AIM >>
Without changing a character, return the entries, but not the images they hold.

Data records

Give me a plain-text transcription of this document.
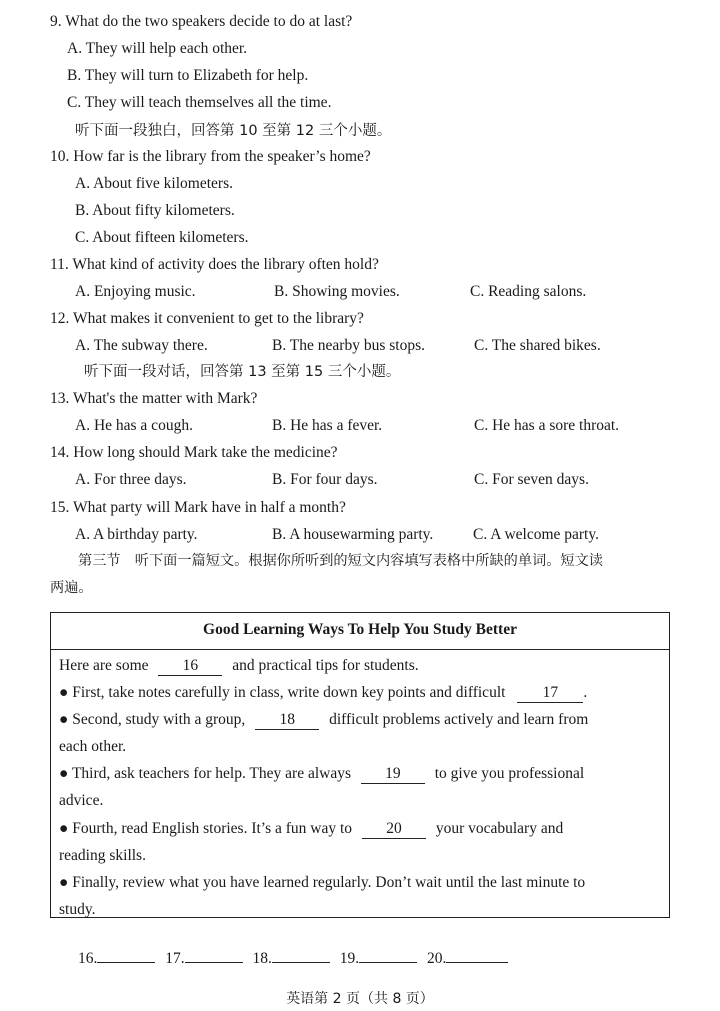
9. What do the two speakers decide to do at last?
A. They will help each other.
B. They will turn to Elizabeth for help.
C. They will teach themselves all the time.
听下面一段独白，回答第 10 至第 12 三个小题。
10. How far is the library from the speaker’s home?
A. About five kilometers.
B. About fifty kilometers.
C. About fifteen kilometers.
11. What kind of activity does the library often hold?
A. Enjoying music.	B. Showing movies.	C. Reading salons.
12. What makes it convenient to get to the library?
A. The subway there.	B. The nearby bus stops.	C. The shared bikes.
听下面一段对话，回答第 13 至第 15 三个小题。
13. What's the matter with Mark?
A. He has a cough.	B. He has a fever.	C. He has a sore throat.
14. How long should Mark take the medicine?
A. For three days.	B. For four days.	C. For seven days.
15. What party will Mark have in half a month?
A. A birthday party.	B. A housewarming party.	C. A welcome party.
第三节　听下面一篇短文。根据你所听到的短文内容填写表格中所缺的单词。短文读
两遍。
Good Learning Ways To Help You Study Better
Here are some 16 and practical tips for students.
● First, take notes carefully in class, write down key points and difficult 17 .
● Second, study with a group, 18 difficult problems actively and learn from
each other.
● Third, ask teachers for help. They are always 19 to give you professional
advice.
● Fourth, read English stories. It’s a fun way to 20 your vocabulary and
reading skills.
● Finally, review what you have learned regularly. Don’t wait until the last minute to
study.
16.	17.	18.	19.	20.
英语第 2 页（共 8 页）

EXERCISE SOLUTION >>
Give me a plain-text transcription of this document.
9. What do the two speakers decide to do at last?
A. They will help each other.
B. They will turn to Elizabeth for help.
C. They will teach themselves all the time.
听下面一段独白，回答第 10 至第 12 三个小题。
10. How far is the library from the speaker’s home?
A. About five kilometers.
B. About fifty kilometers.
C. About fifteen kilometers.
11. What kind of activity does the library often hold?
A. Enjoying music.	B. Showing movies.	C. Reading salons.
12. What makes it convenient to get to the library?
A. The subway there.	B. The nearby bus stops.	C. The shared bikes.
听下面一段对话，回答第 13 至第 15 三个小题。
13. What's the matter with Mark?
A. He has a cough.	B. He has a fever.	C. He has a sore throat.
14. How long should Mark take the medicine?
A. For three days.	B. For four days.	C. For seven days.
15. What party will Mark have in half a month?
A. A birthday party.	B. A housewarming party.	C. A welcome party.
第三节　听下面一篇短文。根据你所听到的短文内容填写表格中所缺的单词。短文读
两遍。
Good Learning Ways To Help You Study Better
Here are some 16 and practical tips for students.
● First, take notes carefully in class, write down key points and difficult 17 .
● Second, study with a group, 18 difficult problems actively and learn from
each other.
● Third, ask teachers for help. They are always 19 to give you professional
advice.
● Fourth, read English stories. It’s a fun way to 20 your vocabulary and
reading skills.
● Finally, review what you have learned regularly. Don’t wait until the last minute to
study.
16.	17.	18.	19.	20.
英语第 2 页（共 8 页）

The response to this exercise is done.